[DIRECTION] Records follow. Copy every line with "Messages".

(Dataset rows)
- - -

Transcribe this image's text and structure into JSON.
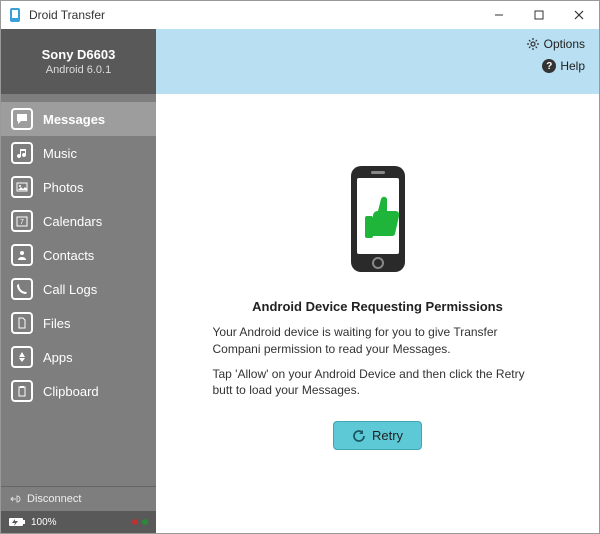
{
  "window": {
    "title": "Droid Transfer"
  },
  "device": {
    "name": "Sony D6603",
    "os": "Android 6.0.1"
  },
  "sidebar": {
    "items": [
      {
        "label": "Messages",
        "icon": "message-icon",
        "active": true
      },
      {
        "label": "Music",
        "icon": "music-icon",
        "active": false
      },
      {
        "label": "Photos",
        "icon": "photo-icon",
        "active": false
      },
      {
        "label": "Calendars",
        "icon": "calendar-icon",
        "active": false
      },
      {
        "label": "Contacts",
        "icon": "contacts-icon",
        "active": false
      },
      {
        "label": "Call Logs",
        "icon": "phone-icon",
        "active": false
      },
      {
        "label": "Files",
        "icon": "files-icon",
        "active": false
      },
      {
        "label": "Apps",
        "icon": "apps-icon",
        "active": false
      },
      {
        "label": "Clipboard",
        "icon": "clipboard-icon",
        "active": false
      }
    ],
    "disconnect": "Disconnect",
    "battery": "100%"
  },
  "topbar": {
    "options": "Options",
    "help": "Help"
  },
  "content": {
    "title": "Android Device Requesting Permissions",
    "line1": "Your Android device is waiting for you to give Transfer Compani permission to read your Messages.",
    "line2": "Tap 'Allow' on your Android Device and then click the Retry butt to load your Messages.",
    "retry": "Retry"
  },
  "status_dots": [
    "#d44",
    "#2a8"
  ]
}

- - -

[RESULT OF THIS TASK]
        "label": "Messages",
    "line1": "Your Android device is waiting for you to give Transfer Compani permission to read your Messages.",
    "line2": "Tap 'Allow' on your Android Device and then click the Retry butt to load your Messages.",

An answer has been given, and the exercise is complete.